** START OF Given records **

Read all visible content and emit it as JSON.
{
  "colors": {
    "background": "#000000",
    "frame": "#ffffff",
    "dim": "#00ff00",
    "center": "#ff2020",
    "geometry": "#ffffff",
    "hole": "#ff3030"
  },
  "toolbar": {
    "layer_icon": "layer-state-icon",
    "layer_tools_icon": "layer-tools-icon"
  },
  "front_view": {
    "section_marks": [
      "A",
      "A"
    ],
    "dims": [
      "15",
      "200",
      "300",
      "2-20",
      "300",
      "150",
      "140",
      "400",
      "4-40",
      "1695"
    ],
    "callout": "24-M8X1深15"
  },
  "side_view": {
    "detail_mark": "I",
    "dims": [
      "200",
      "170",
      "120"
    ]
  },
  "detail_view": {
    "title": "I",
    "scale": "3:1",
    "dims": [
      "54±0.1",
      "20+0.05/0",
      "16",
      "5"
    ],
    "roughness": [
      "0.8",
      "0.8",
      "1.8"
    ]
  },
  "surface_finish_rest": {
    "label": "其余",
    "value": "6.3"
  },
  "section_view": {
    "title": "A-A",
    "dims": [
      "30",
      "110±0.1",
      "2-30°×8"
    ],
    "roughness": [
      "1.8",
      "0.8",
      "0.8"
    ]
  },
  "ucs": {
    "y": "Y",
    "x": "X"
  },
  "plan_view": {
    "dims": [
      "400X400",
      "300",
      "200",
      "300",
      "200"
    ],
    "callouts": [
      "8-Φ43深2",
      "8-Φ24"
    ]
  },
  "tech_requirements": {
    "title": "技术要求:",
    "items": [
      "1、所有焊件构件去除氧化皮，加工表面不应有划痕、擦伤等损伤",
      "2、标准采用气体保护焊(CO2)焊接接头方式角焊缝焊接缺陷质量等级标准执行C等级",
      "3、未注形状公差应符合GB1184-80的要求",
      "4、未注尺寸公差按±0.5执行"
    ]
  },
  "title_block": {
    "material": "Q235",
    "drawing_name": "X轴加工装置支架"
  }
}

** END OF Given records **

» The problem
Copy out the full listing exactly.

» Reply to the task
Read all visible content and emit it as JSON.
{
  "colors": {
    "background": "#000000",
    "frame": "#ffffff",
    "dim": "#00ff00",
    "center": "#ff2020",
    "geometry": "#ffffff",
    "hole": "#ff3030"
  },
  "toolbar": {
    "layer_icon": "layer-state-icon",
    "layer_tools_icon": "layer-tools-icon"
  },
  "front_view": {
    "section_marks": [
      "A",
      "A"
    ],
    "dims": [
      "15",
      "200",
      "300",
      "2-20",
      "300",
      "150",
      "140",
      "400",
      "4-40",
      "1695"
    ],
    "callout": "24-M8X1深15"
  },
  "side_view": {
    "detail_mark": "I",
    "dims": [
      "200",
      "170",
      "120"
    ]
  },
  "detail_view": {
    "title": "I",
    "scale": "3:1",
    "dims": [
      "54±0.1",
      "20+0.05/0",
      "16",
      "5"
    ],
    "roughness": [
      "0.8",
      "0.8",
      "1.8"
    ]
  },
  "surface_finish_rest": {
    "label": "其余",
    "value": "6.3"
  },
  "section_view": {
    "title": "A-A",
    "dims": [
      "30",
      "110±0.1",
      "2-30°×8"
    ],
    "roughness": [
      "1.8",
      "0.8",
      "0.8"
    ]
  },
  "ucs": {
    "y": "Y",
    "x": "X"
  },
  "plan_view": {
    "dims": [
      "400X400",
      "300",
      "200",
      "300",
      "200"
    ],
    "callouts": [
      "8-Φ43深2",
      "8-Φ24"
    ]
  },
  "tech_requirements": {
    "title": "技术要求:",
    "items": [
      "1、所有焊件构件去除氧化皮，加工表面不应有划痕、擦伤等损伤",
      "2、标准采用气体保护焊(CO2)焊接接头方式角焊缝焊接缺陷质量等级标准执行C等级",
      "3、未注形状公差应符合GB1184-80的要求",
      "4、未注尺寸公差按±0.5执行"
    ]
  },
  "title_block": {
    "material": "Q235",
    "drawing_name": "X轴加工装置支架"
  }
}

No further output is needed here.